_Aim of the exercise_. Copy every record below, exactly as written.

_Data provided_.
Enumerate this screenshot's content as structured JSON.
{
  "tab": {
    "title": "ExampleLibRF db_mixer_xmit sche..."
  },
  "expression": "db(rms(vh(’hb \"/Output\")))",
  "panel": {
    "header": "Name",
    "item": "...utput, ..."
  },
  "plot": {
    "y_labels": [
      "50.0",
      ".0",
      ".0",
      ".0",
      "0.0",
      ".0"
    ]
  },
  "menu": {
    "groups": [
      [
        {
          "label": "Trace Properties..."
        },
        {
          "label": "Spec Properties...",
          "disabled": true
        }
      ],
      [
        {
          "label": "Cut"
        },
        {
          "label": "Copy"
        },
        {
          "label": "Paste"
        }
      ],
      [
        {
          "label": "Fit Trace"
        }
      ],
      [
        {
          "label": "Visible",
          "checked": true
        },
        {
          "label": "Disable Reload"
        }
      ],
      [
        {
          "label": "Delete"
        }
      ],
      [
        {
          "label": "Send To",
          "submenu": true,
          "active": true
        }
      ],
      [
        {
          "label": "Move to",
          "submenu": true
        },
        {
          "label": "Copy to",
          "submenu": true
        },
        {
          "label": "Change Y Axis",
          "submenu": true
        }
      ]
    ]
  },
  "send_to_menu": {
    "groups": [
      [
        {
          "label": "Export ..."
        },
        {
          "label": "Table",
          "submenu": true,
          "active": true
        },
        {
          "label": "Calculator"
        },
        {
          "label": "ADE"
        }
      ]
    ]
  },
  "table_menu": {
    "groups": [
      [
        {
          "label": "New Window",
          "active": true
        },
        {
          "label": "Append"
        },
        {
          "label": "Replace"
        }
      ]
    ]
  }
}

_Worked answer_.
Enumerate this screenshot's content as structured JSON.
{
  "tab": {
    "title": "ExampleLibRF db_mixer_xmit sche..."
  },
  "expression": "db(rms(vh(’hb \"/Output\")))",
  "panel": {
    "header": "Name",
    "item": "...utput, ..."
  },
  "plot": {
    "y_labels": [
      "50.0",
      ".0",
      ".0",
      ".0",
      "0.0",
      ".0"
    ]
  },
  "menu": {
    "groups": [
      [
        {
          "label": "Trace Properties..."
        },
        {
          "label": "Spec Properties...",
          "disabled": true
        }
      ],
      [
        {
          "label": "Cut"
        },
        {
          "label": "Copy"
        },
        {
          "label": "Paste"
        }
      ],
      [
        {
          "label": "Fit Trace"
        }
      ],
      [
        {
          "label": "Visible",
          "checked": true
        },
        {
          "label": "Disable Reload"
        }
      ],
      [
        {
          "label": "Delete"
        }
      ],
      [
        {
          "label": "Send To",
          "submenu": true,
          "active": true
        }
      ],
      [
        {
          "label": "Move to",
          "submenu": true
        },
        {
          "label": "Copy to",
          "submenu": true
        },
        {
          "label": "Change Y Axis",
          "submenu": true
        }
      ]
    ]
  },
  "send_to_menu": {
    "groups": [
      [
        {
          "label": "Export ..."
        },
        {
          "label": "Table",
          "submenu": true,
          "active": true
        },
        {
          "label": "Calculator"
        },
        {
          "label": "ADE"
        }
      ]
    ]
  },
  "table_menu": {
    "groups": [
      [
        {
          "label": "New Window",
          "active": true
        },
        {
          "label": "Append"
        },
        {
          "label": "Replace"
        }
      ]
    ]
  }
}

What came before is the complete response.